→ GIVEN DATA
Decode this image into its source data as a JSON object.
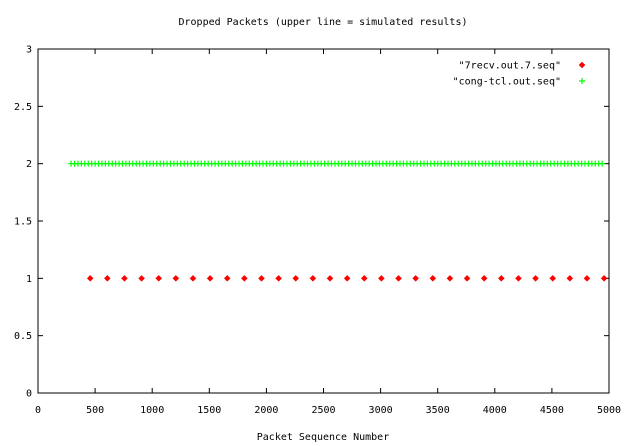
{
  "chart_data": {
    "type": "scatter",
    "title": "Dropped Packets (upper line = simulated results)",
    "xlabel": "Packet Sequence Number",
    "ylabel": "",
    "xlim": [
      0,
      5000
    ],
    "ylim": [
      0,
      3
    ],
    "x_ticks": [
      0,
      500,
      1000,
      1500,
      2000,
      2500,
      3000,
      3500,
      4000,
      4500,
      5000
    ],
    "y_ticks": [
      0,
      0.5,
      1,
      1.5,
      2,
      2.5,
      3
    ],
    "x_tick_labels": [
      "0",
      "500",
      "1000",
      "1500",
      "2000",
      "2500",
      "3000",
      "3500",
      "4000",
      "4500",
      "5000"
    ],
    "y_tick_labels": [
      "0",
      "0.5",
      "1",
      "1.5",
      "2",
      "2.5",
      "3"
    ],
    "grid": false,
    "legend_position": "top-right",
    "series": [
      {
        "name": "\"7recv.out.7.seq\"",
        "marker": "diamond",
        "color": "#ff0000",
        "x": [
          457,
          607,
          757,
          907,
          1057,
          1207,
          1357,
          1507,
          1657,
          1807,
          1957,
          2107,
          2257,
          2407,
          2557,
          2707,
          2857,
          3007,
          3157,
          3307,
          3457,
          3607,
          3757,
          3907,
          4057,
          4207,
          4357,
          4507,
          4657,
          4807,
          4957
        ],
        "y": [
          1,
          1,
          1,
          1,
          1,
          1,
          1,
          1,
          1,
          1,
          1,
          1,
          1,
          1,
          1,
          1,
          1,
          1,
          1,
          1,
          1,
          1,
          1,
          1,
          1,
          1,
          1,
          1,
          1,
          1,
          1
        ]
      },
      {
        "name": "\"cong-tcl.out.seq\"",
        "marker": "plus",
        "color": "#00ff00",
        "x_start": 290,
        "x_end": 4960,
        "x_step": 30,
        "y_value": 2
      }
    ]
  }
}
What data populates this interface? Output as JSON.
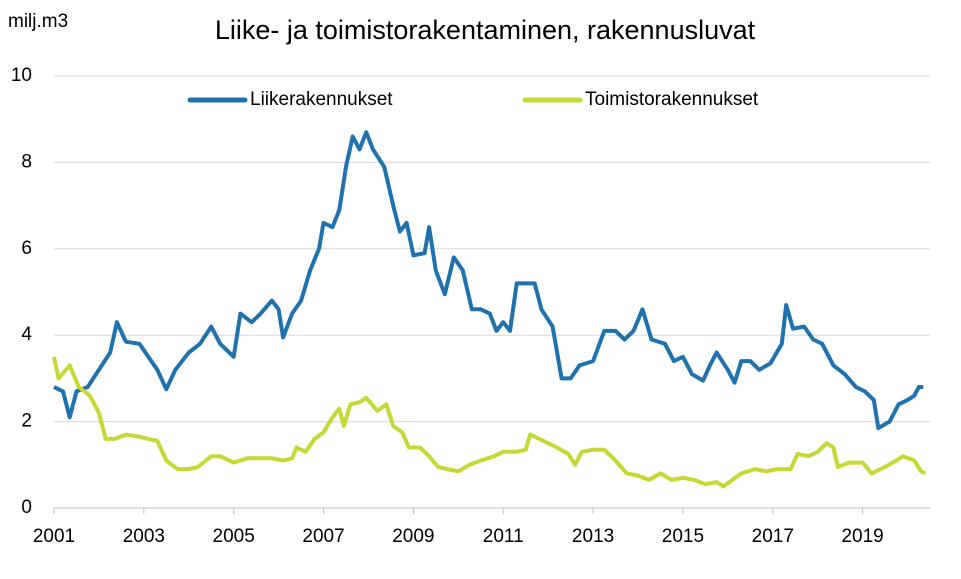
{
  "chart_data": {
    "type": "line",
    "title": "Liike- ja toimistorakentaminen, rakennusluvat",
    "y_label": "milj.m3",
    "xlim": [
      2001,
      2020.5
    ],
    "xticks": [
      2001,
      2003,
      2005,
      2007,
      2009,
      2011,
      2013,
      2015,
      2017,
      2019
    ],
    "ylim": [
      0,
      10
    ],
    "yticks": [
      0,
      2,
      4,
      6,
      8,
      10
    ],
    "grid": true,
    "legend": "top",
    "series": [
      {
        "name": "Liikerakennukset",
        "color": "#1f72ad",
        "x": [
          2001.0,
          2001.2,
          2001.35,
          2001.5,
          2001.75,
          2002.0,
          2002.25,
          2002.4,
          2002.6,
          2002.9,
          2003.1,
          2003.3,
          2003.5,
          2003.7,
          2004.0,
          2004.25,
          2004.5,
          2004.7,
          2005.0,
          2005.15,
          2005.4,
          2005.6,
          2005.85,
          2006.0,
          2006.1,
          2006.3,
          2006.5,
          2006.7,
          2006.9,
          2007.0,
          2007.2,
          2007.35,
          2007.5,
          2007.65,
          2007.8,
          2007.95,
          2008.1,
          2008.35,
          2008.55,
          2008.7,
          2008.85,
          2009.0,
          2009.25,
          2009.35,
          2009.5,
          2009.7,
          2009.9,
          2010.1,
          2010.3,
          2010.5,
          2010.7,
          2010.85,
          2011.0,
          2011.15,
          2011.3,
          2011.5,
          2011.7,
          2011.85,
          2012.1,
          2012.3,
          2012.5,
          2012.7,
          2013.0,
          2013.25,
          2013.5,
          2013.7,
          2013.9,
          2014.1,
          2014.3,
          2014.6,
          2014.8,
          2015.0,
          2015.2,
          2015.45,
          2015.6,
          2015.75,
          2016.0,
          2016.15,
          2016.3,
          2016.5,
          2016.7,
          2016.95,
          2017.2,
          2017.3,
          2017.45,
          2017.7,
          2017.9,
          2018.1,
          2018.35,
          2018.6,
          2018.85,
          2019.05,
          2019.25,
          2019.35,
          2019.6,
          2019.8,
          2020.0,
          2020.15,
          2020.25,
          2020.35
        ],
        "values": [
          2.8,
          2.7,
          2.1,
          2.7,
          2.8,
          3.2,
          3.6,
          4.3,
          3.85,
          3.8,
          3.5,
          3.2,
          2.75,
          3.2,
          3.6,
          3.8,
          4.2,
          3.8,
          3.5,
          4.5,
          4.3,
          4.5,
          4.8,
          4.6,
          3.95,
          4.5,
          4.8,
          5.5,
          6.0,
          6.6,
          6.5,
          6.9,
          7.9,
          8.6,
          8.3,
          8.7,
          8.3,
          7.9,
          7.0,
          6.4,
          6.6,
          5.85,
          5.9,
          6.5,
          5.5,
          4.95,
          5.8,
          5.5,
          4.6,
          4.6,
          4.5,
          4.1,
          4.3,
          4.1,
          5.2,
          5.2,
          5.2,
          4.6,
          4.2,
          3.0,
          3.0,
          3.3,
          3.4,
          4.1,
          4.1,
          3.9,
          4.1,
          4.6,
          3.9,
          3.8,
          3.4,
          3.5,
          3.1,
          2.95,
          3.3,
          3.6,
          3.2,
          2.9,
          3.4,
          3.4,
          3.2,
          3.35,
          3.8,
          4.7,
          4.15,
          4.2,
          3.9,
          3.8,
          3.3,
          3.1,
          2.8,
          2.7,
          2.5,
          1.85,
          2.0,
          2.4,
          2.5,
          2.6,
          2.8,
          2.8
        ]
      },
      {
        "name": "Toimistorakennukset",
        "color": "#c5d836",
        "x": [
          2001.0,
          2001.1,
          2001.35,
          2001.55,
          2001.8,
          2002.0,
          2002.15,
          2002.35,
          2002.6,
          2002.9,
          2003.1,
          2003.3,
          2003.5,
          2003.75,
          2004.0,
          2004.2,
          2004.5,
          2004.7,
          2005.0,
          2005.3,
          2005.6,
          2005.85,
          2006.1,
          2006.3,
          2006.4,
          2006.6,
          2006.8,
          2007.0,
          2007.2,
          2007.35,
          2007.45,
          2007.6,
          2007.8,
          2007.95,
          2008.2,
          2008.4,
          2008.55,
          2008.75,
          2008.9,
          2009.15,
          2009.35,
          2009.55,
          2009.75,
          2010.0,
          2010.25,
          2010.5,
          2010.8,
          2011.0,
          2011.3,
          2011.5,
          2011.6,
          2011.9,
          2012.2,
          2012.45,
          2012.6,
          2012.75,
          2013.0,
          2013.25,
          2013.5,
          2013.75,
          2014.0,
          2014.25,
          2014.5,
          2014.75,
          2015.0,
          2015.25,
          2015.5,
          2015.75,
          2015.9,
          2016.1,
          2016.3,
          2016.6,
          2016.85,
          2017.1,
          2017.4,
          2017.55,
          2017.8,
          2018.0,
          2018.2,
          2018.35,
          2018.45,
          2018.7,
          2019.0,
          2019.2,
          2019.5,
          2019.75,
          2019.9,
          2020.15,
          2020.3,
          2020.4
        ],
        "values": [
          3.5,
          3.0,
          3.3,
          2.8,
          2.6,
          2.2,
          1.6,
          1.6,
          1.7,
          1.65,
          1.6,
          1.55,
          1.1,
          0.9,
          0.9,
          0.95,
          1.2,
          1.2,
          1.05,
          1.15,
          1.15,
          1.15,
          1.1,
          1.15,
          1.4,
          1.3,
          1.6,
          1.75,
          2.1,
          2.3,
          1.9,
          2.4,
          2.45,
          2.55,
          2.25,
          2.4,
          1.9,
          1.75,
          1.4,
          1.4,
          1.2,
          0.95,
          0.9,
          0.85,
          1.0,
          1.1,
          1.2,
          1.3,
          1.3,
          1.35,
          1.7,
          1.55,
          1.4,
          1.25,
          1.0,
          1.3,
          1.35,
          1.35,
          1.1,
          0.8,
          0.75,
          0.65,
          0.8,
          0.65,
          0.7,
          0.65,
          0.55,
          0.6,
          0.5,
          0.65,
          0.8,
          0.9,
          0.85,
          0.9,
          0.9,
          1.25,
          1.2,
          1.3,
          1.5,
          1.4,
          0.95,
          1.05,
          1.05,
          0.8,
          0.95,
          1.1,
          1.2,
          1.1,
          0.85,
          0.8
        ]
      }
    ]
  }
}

→ EXERCISE DIRECTIONS
Copy each line of the listing that includes "this".

→ TASK OUTPUT
Decode this image into its source data as a JSON object.
What data populates this interface? Output as JSON.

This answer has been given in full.